▶ _What is expected_: Search the material and gather each line with "right" in it.

[start Input for this task]

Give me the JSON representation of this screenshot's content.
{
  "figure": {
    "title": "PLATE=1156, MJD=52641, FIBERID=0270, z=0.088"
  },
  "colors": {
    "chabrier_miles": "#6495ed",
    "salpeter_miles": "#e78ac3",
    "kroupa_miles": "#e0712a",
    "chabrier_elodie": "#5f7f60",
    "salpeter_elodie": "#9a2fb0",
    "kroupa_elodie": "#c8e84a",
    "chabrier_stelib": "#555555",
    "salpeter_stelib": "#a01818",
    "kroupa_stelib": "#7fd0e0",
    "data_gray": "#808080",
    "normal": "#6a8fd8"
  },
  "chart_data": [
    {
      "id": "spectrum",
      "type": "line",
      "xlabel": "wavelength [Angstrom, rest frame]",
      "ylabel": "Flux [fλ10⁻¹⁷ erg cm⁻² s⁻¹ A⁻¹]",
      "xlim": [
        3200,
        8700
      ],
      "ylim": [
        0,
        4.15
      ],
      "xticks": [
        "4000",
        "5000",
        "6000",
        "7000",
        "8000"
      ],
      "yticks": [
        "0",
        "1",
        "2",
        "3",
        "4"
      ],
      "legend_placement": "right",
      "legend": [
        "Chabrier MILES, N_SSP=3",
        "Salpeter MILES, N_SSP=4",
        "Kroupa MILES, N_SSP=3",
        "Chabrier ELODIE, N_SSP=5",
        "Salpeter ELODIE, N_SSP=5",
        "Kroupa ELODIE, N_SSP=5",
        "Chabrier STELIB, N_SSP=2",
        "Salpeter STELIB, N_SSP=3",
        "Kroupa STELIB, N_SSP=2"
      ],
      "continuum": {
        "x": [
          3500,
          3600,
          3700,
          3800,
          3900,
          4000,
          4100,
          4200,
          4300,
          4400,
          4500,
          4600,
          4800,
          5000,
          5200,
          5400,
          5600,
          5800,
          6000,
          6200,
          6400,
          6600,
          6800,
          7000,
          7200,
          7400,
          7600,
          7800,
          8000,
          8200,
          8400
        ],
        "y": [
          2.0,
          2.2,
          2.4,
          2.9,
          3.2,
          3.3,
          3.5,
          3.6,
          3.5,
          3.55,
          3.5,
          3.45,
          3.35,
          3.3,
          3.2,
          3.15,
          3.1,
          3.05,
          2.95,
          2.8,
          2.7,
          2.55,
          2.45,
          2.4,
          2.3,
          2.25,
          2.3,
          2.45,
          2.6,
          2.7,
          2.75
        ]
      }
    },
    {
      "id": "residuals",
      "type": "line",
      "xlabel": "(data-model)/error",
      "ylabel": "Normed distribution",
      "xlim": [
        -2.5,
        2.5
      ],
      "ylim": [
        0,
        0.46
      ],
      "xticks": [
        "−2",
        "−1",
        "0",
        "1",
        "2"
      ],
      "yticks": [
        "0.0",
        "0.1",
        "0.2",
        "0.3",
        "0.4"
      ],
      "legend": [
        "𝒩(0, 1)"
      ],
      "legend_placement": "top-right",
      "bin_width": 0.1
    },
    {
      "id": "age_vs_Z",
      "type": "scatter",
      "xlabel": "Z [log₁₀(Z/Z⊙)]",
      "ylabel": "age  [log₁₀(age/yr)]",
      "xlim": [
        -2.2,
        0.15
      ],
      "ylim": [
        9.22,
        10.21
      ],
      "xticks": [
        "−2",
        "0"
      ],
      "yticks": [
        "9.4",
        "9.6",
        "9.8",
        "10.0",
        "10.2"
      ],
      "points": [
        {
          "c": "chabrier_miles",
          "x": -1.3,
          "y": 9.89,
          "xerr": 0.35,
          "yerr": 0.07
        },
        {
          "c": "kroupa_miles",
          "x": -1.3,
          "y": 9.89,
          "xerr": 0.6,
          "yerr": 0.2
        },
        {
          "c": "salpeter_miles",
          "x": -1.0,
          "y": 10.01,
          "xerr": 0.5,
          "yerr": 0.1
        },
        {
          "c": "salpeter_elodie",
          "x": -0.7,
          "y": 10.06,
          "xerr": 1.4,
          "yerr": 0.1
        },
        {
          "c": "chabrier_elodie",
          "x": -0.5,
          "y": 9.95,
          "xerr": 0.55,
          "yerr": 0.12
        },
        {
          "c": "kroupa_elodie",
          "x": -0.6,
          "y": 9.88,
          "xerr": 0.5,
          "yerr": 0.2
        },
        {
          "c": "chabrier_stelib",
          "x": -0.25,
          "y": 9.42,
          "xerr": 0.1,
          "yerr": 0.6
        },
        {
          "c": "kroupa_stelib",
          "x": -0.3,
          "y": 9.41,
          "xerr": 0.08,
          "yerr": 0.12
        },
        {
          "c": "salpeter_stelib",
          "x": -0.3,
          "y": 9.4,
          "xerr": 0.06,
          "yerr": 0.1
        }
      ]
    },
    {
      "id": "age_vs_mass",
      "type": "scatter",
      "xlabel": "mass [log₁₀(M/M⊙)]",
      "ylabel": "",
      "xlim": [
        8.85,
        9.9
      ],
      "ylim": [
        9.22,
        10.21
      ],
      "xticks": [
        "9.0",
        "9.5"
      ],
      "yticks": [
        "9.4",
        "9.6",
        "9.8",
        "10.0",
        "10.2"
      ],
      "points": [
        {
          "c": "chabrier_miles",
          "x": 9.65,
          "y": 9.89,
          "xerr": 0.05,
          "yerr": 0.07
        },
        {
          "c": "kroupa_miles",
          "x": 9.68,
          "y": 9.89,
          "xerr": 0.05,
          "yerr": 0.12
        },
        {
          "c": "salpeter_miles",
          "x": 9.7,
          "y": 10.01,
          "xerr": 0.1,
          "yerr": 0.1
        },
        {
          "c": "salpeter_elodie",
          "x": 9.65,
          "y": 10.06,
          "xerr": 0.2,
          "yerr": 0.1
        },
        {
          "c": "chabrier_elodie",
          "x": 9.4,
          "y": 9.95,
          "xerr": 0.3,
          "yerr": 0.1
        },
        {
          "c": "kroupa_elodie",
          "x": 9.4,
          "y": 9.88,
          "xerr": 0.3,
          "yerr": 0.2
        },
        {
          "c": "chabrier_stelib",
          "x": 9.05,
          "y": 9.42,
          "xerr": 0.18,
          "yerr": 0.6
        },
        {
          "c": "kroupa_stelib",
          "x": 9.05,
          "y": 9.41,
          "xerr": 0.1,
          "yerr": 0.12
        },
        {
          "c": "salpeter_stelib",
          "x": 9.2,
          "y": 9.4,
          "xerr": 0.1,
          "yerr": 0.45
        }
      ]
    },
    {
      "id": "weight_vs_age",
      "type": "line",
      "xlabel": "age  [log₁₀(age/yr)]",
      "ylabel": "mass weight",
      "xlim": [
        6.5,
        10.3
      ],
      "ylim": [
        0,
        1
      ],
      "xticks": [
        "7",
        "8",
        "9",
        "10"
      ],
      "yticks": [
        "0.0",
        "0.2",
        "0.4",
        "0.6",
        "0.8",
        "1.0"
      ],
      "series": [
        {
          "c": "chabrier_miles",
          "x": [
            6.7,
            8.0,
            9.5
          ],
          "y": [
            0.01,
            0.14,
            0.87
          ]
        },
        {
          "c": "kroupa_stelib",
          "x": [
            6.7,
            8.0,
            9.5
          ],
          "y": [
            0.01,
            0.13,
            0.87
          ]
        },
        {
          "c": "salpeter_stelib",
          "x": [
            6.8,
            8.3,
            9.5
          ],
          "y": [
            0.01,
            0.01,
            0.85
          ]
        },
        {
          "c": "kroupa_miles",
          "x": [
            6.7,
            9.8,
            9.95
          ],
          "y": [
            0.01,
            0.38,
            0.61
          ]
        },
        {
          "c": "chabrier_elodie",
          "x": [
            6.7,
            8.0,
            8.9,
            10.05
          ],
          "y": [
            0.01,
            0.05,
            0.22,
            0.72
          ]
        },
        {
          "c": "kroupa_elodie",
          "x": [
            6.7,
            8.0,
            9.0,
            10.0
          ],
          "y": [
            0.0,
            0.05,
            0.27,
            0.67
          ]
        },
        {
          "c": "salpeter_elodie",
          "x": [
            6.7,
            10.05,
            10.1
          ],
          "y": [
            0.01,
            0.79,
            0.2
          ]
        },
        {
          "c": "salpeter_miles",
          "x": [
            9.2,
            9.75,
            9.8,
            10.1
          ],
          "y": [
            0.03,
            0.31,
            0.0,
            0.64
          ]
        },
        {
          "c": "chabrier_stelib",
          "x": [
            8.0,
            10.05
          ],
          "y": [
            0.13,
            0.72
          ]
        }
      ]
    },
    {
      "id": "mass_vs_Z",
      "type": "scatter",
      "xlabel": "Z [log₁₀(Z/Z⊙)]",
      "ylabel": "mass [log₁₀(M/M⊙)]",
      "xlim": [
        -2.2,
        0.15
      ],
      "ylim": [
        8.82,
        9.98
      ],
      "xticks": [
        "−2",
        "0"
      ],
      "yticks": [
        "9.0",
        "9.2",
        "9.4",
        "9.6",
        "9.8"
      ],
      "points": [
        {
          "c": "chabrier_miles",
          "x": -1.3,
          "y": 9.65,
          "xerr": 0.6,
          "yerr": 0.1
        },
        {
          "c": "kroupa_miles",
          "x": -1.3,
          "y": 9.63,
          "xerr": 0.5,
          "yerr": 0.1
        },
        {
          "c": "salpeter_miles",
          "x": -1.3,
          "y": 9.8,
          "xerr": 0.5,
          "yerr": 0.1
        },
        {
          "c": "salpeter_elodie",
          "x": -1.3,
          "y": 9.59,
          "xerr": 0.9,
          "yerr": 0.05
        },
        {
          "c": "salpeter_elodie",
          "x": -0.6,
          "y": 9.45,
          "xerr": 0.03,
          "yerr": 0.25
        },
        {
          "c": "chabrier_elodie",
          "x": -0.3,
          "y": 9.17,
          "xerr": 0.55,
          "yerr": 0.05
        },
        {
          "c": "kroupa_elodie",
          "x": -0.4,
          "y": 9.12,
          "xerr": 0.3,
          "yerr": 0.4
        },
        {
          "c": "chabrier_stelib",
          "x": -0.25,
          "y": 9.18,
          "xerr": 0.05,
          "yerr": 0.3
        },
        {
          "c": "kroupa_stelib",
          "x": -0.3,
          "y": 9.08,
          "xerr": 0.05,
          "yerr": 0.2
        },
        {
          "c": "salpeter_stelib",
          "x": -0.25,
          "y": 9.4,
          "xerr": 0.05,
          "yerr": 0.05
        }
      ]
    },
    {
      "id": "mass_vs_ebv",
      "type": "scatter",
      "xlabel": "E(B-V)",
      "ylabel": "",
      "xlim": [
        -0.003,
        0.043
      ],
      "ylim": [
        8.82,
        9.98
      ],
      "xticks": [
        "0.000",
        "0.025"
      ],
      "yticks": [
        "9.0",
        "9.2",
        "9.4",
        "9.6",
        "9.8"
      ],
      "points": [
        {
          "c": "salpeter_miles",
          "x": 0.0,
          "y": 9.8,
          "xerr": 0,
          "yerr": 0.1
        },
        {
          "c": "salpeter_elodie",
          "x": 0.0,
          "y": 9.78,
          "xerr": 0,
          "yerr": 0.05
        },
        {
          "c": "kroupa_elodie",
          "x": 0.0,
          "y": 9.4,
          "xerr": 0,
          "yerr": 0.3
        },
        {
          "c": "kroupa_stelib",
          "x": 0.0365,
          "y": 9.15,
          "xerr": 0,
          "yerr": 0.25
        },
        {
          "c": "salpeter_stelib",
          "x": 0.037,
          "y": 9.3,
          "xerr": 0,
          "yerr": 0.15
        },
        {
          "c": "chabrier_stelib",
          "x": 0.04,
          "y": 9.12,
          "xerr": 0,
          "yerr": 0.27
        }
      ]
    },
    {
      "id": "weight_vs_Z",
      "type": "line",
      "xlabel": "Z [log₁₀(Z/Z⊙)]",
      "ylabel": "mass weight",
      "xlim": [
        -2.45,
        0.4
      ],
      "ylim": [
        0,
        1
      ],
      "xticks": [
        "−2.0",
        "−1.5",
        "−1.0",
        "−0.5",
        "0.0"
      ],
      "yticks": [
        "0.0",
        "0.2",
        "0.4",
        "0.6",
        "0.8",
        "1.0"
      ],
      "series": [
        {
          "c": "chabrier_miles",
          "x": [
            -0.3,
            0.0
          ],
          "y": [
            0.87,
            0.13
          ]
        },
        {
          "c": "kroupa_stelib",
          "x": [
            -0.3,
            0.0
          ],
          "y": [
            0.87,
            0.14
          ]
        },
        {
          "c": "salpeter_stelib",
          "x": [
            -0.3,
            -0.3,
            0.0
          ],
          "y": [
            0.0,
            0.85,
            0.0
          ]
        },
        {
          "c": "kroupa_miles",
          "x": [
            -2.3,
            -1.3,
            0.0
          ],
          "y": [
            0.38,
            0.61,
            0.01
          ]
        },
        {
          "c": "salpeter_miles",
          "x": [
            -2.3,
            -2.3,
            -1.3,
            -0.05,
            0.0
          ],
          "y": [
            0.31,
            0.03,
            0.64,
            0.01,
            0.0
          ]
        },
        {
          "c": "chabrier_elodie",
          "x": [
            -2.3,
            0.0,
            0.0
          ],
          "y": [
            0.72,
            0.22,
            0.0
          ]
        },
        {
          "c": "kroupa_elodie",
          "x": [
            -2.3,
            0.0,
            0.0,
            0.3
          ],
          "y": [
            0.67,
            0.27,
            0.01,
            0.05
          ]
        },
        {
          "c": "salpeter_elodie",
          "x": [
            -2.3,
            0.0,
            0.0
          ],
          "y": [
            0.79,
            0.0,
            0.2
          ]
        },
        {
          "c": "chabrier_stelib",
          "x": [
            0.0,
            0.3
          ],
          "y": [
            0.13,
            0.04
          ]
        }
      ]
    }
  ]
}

[end Input for this task]

▶ _Expected answer_:
      "legend_placement": "right",
      "legend_placement": "top-right",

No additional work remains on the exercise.